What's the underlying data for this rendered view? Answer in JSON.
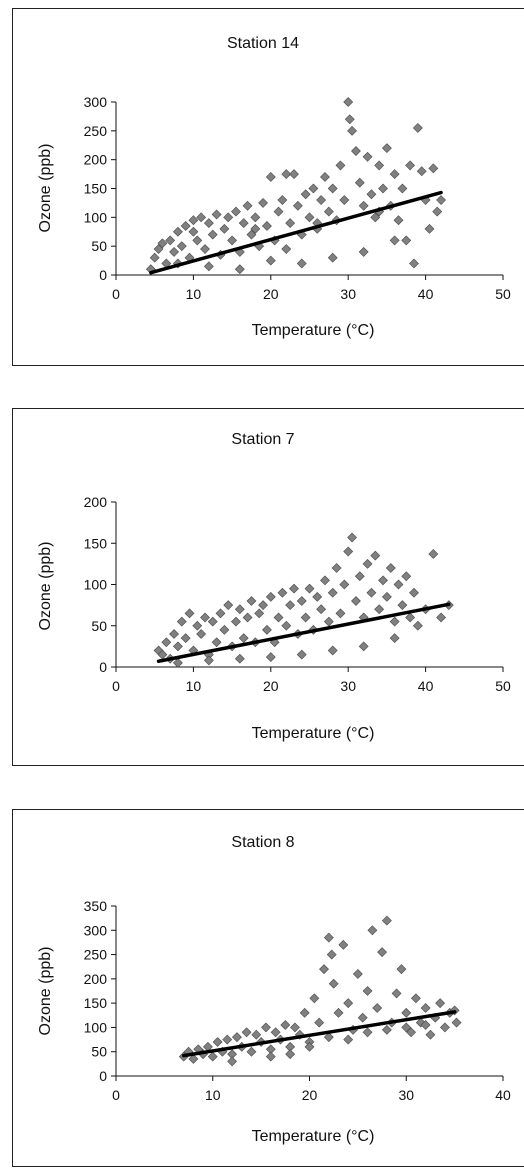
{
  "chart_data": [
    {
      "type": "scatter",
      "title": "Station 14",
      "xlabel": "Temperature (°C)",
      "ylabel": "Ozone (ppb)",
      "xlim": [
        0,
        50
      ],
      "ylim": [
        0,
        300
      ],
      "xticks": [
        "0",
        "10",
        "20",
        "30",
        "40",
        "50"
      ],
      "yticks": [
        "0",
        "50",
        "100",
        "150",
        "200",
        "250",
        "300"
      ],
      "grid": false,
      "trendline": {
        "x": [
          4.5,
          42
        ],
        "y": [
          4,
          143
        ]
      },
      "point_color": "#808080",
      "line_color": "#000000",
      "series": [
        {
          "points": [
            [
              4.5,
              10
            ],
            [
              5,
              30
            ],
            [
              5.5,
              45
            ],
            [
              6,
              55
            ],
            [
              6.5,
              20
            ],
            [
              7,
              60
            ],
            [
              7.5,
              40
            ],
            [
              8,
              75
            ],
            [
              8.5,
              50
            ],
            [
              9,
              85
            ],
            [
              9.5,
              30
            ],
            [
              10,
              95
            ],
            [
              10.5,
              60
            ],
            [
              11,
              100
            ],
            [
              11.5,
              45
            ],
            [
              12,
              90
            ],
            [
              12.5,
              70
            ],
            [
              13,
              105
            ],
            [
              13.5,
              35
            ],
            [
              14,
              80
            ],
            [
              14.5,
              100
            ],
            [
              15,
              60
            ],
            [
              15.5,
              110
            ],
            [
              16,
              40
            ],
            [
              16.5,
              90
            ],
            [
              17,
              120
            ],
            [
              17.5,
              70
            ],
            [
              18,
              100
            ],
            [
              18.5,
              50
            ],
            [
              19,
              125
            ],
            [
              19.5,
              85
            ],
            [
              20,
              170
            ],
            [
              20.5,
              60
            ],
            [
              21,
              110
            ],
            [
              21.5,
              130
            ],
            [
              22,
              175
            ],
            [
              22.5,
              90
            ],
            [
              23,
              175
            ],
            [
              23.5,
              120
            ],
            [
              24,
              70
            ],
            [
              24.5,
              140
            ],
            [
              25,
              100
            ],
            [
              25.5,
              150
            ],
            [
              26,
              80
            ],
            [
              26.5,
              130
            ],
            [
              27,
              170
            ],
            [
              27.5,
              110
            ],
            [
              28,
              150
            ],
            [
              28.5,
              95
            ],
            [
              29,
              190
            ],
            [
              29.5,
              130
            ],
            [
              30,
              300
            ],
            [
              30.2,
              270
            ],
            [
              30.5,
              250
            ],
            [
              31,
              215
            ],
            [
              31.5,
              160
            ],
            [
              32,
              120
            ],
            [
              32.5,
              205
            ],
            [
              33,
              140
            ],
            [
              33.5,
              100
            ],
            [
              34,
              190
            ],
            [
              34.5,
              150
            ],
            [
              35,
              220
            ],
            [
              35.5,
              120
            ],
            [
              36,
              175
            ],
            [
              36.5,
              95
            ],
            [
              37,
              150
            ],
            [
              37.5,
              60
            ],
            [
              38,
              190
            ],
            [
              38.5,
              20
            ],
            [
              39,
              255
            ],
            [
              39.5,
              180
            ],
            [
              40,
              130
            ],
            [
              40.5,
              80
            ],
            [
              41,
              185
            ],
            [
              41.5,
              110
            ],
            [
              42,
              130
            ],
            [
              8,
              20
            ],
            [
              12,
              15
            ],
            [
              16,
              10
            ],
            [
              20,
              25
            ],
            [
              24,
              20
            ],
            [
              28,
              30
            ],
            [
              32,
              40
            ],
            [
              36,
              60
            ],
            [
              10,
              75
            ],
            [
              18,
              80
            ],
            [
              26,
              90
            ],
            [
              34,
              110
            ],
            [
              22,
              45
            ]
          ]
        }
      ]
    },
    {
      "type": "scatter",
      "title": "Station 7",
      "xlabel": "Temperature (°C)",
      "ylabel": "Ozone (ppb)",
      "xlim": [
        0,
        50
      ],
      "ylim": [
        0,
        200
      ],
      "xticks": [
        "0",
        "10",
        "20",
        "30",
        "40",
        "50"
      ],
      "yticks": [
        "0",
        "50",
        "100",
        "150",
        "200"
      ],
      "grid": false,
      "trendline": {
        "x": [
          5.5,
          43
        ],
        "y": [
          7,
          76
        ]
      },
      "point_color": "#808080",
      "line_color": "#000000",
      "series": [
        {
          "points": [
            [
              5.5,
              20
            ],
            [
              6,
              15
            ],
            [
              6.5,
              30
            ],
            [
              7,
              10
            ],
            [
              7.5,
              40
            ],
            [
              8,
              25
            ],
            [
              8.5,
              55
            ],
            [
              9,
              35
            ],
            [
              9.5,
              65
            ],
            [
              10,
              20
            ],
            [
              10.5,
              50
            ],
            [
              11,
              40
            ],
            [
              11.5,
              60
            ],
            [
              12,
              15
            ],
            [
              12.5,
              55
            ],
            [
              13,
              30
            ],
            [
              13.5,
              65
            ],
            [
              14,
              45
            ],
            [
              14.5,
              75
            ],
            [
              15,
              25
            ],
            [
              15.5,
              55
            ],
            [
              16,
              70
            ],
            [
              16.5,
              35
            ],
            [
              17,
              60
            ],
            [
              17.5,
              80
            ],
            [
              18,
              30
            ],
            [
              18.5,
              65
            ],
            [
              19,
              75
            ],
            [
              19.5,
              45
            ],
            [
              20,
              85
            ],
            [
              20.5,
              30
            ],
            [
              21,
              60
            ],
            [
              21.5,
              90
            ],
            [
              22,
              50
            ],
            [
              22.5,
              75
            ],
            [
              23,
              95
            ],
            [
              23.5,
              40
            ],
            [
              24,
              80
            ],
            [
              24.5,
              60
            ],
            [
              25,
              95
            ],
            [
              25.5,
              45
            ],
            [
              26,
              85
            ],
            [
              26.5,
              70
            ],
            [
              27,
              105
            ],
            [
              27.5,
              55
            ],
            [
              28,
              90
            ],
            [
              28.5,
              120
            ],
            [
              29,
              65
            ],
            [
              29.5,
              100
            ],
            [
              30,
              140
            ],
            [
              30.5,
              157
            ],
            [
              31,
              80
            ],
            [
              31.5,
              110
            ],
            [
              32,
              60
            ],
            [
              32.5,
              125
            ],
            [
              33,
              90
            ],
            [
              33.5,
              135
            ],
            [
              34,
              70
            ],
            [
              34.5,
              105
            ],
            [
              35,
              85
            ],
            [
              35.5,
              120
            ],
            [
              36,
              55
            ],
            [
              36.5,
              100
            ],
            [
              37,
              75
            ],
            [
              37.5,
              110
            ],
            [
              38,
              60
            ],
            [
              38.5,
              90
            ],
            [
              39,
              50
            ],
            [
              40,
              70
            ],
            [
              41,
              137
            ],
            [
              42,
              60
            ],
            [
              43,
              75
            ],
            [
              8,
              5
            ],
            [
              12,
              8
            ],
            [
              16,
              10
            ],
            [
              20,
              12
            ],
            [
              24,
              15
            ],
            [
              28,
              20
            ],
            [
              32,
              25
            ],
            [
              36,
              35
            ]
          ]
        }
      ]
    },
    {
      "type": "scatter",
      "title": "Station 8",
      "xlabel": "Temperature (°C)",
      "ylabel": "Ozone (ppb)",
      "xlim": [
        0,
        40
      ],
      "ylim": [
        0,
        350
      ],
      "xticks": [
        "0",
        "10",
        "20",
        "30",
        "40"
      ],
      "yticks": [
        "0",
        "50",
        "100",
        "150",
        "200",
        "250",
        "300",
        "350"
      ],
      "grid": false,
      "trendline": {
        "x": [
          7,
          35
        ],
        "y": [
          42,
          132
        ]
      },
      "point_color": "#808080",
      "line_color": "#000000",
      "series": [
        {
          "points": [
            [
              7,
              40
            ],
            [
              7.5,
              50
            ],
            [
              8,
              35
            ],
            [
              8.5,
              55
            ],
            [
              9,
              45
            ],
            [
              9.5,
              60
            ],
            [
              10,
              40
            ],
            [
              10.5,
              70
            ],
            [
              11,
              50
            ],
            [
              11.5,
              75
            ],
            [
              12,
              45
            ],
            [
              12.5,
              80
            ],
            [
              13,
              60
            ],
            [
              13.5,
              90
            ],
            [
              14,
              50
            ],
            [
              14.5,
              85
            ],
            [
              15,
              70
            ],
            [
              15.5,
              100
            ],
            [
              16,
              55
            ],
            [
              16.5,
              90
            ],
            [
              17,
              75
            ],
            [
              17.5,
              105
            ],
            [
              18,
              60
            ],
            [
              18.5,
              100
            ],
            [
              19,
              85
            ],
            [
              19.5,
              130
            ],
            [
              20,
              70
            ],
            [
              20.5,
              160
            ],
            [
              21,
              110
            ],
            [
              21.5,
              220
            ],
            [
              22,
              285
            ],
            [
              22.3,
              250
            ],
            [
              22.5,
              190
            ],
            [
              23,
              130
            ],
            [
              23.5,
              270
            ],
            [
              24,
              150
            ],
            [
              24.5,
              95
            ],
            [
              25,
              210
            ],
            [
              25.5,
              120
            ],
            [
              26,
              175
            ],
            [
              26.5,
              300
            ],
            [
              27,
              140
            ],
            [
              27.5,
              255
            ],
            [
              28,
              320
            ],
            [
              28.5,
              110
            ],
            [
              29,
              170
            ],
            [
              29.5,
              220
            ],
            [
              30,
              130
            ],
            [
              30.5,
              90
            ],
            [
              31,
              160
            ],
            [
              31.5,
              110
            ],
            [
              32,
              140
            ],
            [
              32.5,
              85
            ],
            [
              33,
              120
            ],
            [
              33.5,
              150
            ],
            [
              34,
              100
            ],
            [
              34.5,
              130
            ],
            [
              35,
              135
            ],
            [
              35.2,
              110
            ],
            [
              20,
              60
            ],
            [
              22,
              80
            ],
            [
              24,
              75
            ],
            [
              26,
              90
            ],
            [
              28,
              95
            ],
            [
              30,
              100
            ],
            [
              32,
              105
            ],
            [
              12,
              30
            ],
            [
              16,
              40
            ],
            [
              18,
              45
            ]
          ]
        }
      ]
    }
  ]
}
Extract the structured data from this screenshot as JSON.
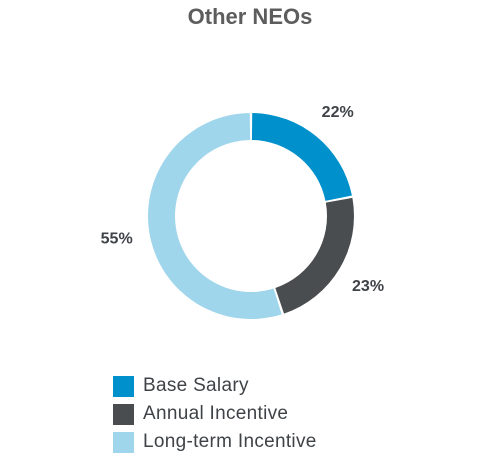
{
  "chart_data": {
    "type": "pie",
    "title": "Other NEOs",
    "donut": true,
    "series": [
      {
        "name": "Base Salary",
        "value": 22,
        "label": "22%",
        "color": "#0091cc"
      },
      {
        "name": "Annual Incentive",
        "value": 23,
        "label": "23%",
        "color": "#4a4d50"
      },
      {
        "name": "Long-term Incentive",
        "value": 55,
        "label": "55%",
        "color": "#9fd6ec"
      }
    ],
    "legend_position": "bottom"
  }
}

» REQUIRED TASK: Every line in the data above that contains "title" needs to be copied.

» RESULT OF THIS EXERCISE:
      "title": "Station 14",
      "title": "Station 7",
      "title": "Station 8",
    "title": "Other NEOs",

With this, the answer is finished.